= Records for the task =

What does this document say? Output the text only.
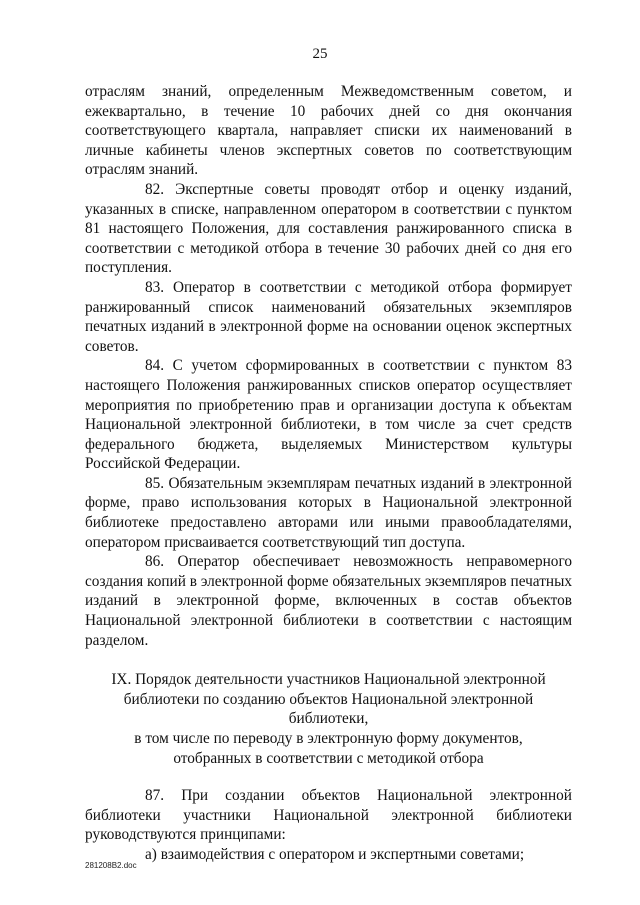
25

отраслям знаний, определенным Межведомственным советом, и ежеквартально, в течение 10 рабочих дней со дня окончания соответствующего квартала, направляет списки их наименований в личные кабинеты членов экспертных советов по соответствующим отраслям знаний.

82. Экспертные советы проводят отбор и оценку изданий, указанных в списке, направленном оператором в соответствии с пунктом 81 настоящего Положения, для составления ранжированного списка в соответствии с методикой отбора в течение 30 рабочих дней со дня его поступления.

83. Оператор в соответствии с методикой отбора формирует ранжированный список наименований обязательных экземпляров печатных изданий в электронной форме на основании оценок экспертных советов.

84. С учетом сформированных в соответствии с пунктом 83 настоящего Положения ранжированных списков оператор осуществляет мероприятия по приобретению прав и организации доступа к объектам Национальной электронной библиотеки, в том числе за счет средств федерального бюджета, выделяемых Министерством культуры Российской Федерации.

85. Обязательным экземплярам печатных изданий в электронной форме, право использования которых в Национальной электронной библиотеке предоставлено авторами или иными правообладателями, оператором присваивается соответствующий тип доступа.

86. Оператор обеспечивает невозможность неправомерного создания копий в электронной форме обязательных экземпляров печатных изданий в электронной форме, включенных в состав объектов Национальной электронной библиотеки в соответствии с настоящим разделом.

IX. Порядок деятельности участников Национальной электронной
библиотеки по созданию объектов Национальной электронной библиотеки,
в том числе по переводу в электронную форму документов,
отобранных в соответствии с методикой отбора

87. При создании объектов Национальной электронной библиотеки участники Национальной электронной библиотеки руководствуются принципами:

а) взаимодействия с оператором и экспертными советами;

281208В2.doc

--

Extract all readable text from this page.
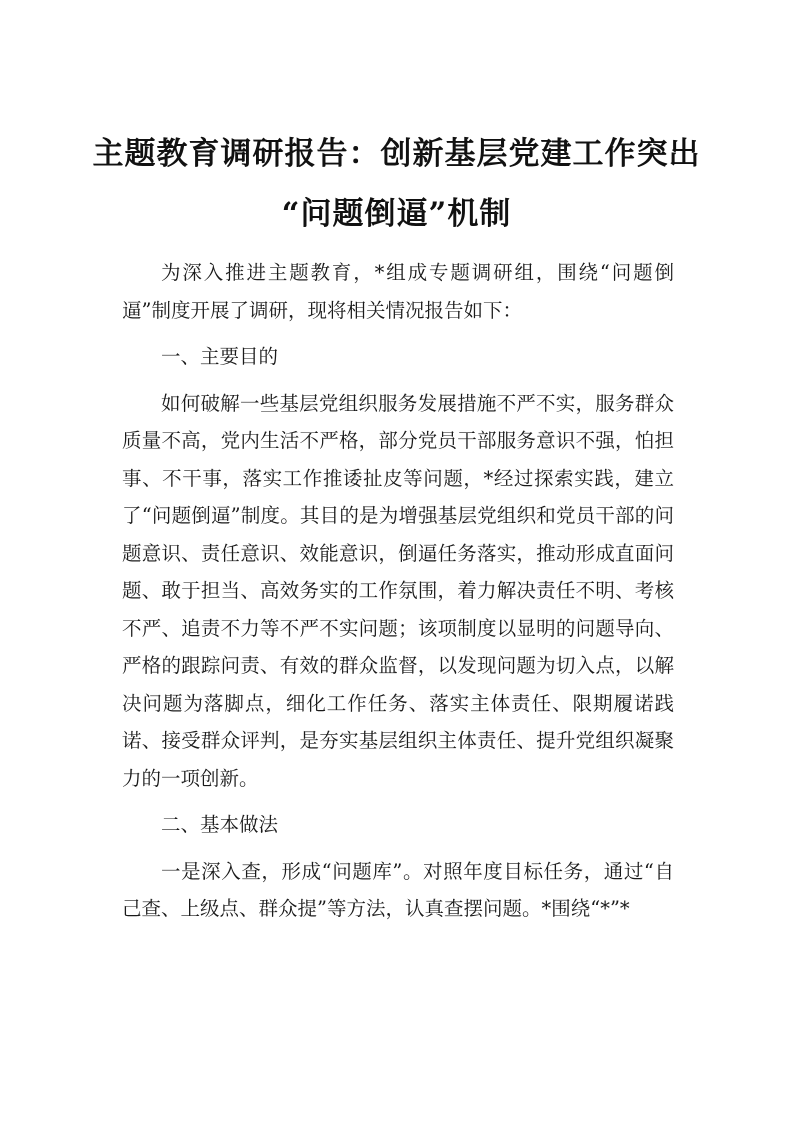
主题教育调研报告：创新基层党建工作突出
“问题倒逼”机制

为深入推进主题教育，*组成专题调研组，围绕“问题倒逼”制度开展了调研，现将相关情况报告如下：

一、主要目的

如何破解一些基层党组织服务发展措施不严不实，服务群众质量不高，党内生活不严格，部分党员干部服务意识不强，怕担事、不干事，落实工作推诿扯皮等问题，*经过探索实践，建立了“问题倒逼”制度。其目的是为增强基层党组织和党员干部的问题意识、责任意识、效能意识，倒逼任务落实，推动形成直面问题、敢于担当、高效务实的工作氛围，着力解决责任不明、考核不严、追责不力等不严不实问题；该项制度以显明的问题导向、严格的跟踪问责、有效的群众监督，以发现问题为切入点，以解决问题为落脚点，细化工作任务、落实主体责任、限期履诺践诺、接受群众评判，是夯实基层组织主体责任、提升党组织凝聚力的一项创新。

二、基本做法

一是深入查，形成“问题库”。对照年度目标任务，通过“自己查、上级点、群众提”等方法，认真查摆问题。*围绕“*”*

= Directions =
Pull out every line of the records that includes the string "this".

= Finished answer =
What does this document say? Output the text only.
Extract all readable text from this page.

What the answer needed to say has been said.